**Cosa si chiede**
**A.** Per ciascuna affermazione, indica se il testo sulla Pentecoste la conferma (sì o no) e cita le parole del testo che lo dimostrano: (i) la Pentecoste si celebra il cinquantesimo giorno dopo la Pasqua; (ii) il fragore arrivò dal mare; (iii) le lingue come di fuoco si posarono su ciascuno dei presenti.
**B.** Nel testo sulla Pentecoste, trova tutti i verbi al passato remoto che compaiono nella citazione tra virgolette, e riportali come sono scritti.
**C.** Prosegui il testo sulla Pentecoste a partire dalla sua ultima frase.

**Il testo**
· · ·

Il cinquantesimo giorno partendo dalla Pasqua la Chiesa celebra la solennità della Pentecoste. In questa domenica ricordiamo: “Mentre stava compiendosi il giorno della Pentecoste, si trovavano tutti insieme nello stesso luogo. Venne all’improvviso dal cielo un fragore, quasi un vento che si abbatté impetuoso, e riempì tutta la casa dove stavano. Apparvero loro lingue come di fuoco, che si dividevano, e si posarono su ciascuno di loro, e tutti furono colmati di Spirito Santo e cominciarono a parlare in altre lingue, nel modo in cui lo Spirito dava loro il potere di esprimersi” (Atti 2, 1-4). Il fuoco della Spirito Santo scende sugli apostoli consacrandoli e abilitandoli ad essere annunciatori della Parola di salvezza, la Buona Notizia consegnata da Gesù affinché ogni uomo e donna sulla Terra, per ogni generazione, avesse la consapevolezza che Dio è Amore infinito e misericordioso.

· · ·

**Materiale fornito**
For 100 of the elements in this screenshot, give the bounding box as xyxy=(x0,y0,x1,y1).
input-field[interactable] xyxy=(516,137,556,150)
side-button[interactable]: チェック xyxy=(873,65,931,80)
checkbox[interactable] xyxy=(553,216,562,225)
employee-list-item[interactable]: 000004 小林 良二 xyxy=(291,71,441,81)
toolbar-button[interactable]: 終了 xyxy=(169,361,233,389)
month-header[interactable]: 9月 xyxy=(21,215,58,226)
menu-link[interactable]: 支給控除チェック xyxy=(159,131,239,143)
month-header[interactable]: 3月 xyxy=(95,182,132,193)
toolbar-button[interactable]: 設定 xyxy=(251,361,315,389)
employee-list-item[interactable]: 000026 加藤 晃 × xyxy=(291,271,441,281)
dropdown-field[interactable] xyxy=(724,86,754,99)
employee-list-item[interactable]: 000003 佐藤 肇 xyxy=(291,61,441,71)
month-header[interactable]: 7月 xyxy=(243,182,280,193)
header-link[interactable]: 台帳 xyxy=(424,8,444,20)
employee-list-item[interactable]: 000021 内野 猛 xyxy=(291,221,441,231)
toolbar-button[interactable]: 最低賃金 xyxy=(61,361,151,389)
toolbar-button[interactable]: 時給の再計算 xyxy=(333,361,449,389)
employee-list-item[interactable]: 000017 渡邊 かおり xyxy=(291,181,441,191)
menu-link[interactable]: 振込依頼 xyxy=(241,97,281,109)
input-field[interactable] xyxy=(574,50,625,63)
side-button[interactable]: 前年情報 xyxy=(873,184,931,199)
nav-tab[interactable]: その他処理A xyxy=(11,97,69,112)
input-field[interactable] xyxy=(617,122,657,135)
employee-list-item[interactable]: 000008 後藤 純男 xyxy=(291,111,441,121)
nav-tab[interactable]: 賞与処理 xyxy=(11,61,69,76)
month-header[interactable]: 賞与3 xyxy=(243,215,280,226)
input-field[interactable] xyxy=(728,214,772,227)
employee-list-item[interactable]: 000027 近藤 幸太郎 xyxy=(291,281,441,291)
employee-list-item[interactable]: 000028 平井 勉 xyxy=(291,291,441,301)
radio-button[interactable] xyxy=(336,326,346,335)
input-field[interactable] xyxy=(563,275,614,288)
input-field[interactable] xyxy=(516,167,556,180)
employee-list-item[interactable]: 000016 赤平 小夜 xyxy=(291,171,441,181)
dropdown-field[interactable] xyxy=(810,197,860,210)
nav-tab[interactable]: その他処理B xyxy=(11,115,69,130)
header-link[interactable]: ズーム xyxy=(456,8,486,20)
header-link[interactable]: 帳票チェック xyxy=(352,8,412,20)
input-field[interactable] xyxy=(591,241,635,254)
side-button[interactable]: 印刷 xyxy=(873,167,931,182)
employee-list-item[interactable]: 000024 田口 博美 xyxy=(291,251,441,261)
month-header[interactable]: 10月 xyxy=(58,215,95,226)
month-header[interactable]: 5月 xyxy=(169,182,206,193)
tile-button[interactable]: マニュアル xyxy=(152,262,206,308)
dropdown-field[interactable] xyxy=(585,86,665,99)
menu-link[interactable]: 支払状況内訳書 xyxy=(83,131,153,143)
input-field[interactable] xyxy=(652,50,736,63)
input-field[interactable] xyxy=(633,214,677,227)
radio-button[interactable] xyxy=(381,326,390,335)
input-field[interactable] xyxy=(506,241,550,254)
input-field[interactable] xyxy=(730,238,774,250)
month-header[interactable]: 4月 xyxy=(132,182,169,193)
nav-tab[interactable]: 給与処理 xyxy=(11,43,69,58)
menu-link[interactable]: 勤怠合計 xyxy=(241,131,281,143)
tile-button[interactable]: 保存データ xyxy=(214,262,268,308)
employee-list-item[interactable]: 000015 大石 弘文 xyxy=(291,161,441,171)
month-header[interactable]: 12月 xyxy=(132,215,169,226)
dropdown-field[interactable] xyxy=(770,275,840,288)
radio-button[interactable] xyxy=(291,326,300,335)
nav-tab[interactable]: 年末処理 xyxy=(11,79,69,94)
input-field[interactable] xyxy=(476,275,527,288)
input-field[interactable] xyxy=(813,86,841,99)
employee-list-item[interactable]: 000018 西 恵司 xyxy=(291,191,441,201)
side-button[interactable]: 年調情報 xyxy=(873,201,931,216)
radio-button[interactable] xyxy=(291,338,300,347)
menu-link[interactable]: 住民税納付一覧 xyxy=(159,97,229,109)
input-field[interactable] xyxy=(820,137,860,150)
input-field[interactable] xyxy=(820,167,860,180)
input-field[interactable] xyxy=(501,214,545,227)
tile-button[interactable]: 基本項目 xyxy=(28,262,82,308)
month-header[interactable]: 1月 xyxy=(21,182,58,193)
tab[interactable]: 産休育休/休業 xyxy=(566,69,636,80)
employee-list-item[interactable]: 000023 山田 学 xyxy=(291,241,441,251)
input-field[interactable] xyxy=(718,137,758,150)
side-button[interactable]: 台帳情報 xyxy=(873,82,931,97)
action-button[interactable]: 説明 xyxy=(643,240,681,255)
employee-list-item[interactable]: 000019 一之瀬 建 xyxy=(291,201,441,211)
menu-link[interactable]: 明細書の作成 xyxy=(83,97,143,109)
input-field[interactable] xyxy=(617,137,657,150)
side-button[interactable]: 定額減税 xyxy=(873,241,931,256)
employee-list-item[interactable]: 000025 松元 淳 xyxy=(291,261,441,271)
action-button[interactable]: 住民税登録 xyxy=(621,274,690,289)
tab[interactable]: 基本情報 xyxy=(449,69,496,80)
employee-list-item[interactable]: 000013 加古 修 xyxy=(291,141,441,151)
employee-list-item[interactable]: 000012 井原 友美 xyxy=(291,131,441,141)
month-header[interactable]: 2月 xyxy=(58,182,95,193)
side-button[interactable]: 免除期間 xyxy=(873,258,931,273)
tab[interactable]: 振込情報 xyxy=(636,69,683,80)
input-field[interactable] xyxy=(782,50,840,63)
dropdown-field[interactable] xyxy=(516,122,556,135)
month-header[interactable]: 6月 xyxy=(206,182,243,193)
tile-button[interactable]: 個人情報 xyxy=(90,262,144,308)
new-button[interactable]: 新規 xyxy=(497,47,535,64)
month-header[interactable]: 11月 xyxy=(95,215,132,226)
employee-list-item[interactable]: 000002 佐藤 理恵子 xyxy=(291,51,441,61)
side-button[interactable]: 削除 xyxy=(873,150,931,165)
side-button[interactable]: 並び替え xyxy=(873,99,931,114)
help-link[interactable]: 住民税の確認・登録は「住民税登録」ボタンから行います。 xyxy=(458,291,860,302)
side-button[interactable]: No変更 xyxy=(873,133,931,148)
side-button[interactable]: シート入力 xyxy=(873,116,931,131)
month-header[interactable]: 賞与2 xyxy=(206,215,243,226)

· · ·

**Le risposte**
**A.**
(i) Sì: "Il cinquantesimo giorno partendo dalla Pasqua la Chiesa celebra la solennità della Pentecoste."
(ii) No: "Venne all’improvviso dal cielo un fragore".
(iii) Sì: "si posarono su ciascuno di loro".

**B.** "Venne", "si abbatté", "riempì", "Apparvero", "si posarono", "furono colmati", "cominciarono"

**C.**
Con questa solennità termina anche il Tempo di Pasqua dando inizio al Tempo Ordinario. L’azione dello Spirito Santo prosegue nell’ordinario della vita. Il Signore Gesù prima di ascendere al cielo e sedere alla destra del Padre fa una grande promessa: «io pregherò il Padre ed egli vi darà un altro Paràclito perché rimanga con voi per sempre». Lo Spirito Santo è dono della preghiera che scaturisce dal Cuore di Cristo, Lui è il primo Paràclito e Spirito Santo è l’altro Paràclito che continua a restare con l’umanità.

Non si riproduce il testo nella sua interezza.